[Task to carry out]
Give all of the lines again exactly as they read.

[Given records]
________________
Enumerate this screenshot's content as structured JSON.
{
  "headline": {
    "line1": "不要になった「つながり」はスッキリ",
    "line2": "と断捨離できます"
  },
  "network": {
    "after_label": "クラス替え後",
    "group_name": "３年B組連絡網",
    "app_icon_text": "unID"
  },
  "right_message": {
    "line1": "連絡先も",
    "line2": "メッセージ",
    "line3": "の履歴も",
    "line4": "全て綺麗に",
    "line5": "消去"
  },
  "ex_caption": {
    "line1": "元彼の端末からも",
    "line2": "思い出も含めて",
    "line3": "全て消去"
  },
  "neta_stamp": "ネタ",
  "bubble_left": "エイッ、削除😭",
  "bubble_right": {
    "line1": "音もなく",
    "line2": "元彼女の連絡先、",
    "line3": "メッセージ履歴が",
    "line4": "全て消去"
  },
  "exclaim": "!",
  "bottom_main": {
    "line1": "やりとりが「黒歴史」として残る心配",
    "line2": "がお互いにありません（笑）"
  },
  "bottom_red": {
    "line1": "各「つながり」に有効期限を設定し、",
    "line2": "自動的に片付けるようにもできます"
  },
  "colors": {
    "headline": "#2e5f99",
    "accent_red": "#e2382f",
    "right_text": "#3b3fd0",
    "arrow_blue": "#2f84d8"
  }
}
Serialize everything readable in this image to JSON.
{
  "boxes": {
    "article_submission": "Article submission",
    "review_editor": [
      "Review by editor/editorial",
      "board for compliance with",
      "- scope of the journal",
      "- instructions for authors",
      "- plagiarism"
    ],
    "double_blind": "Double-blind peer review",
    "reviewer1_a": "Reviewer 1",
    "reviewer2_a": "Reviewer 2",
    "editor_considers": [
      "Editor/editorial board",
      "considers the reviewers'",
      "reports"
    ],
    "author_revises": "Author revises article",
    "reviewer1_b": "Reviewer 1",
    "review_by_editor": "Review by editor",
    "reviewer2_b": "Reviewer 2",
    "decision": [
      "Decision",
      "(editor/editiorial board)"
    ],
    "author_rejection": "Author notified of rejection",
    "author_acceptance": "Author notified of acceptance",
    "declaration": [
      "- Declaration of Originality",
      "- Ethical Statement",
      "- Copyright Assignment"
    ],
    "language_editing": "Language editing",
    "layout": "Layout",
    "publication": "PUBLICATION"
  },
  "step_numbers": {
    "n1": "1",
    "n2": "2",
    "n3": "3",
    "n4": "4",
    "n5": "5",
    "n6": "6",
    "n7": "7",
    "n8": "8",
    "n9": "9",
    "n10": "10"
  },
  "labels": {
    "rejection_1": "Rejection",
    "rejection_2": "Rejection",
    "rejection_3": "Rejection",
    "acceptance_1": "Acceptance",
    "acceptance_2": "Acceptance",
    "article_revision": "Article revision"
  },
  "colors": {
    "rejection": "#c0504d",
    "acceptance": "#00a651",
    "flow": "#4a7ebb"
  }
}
________________
[Exercise response]
Enumerate this screenshot's content as structured JSON.
{
  "headline": {
    "line1": "不要になった「つながり」はスッキリ",
    "line2": "と断捨離できます"
  },
  "network": {
    "after_label": "クラス替え後",
    "group_name": "３年B組連絡網",
    "app_icon_text": "unID"
  },
  "right_message": {
    "line1": "連絡先も",
    "line2": "メッセージ",
    "line3": "の履歴も",
    "line4": "全て綺麗に",
    "line5": "消去"
  },
  "ex_caption": {
    "line1": "元彼の端末からも",
    "line2": "思い出も含めて",
    "line3": "全て消去"
  },
  "neta_stamp": "ネタ",
  "bubble_left": "エイッ、削除😭",
  "bubble_right": {
    "line1": "音もなく",
    "line2": "元彼女の連絡先、",
    "line3": "メッセージ履歴が",
    "line4": "全て消去"
  },
  "exclaim": "!",
  "bottom_main": {
    "line1": "やりとりが「黒歴史」として残る心配",
    "line2": "がお互いにありません（笑）"
  },
  "bottom_red": {
    "line1": "各「つながり」に有効期限を設定し、",
    "line2": "自動的に片付けるようにもできます"
  },
  "colors": {
    "headline": "#2e5f99",
    "accent_red": "#e2382f",
    "right_text": "#3b3fd0",
    "arrow_blue": "#2f84d8"
  }
}
Serialize everything readable in this image to JSON.
{
  "boxes": {
    "article_submission": "Article submission",
    "review_editor": [
      "Review by editor/editorial",
      "board for compliance with",
      "- scope of the journal",
      "- instructions for authors",
      "- plagiarism"
    ],
    "double_blind": "Double-blind peer review",
    "reviewer1_a": "Reviewer 1",
    "reviewer2_a": "Reviewer 2",
    "editor_considers": [
      "Editor/editorial board",
      "considers the reviewers'",
      "reports"
    ],
    "author_revises": "Author revises article",
    "reviewer1_b": "Reviewer 1",
    "review_by_editor": "Review by editor",
    "reviewer2_b": "Reviewer 2",
    "decision": [
      "Decision",
      "(editor/editiorial board)"
    ],
    "author_rejection": "Author notified of rejection",
    "author_acceptance": "Author notified of acceptance",
    "declaration": [
      "- Declaration of Originality",
      "- Ethical Statement",
      "- Copyright Assignment"
    ],
    "language_editing": "Language editing",
    "layout": "Layout",
    "publication": "PUBLICATION"
  },
  "step_numbers": {
    "n1": "1",
    "n2": "2",
    "n3": "3",
    "n4": "4",
    "n5": "5",
    "n6": "6",
    "n7": "7",
    "n8": "8",
    "n9": "9",
    "n10": "10"
  },
  "labels": {
    "rejection_1": "Rejection",
    "rejection_2": "Rejection",
    "rejection_3": "Rejection",
    "acceptance_1": "Acceptance",
    "acceptance_2": "Acceptance",
    "article_revision": "Article revision"
  },
  "colors": {
    "rejection": "#c0504d",
    "acceptance": "#00a651",
    "flow": "#4a7ebb"
  }
}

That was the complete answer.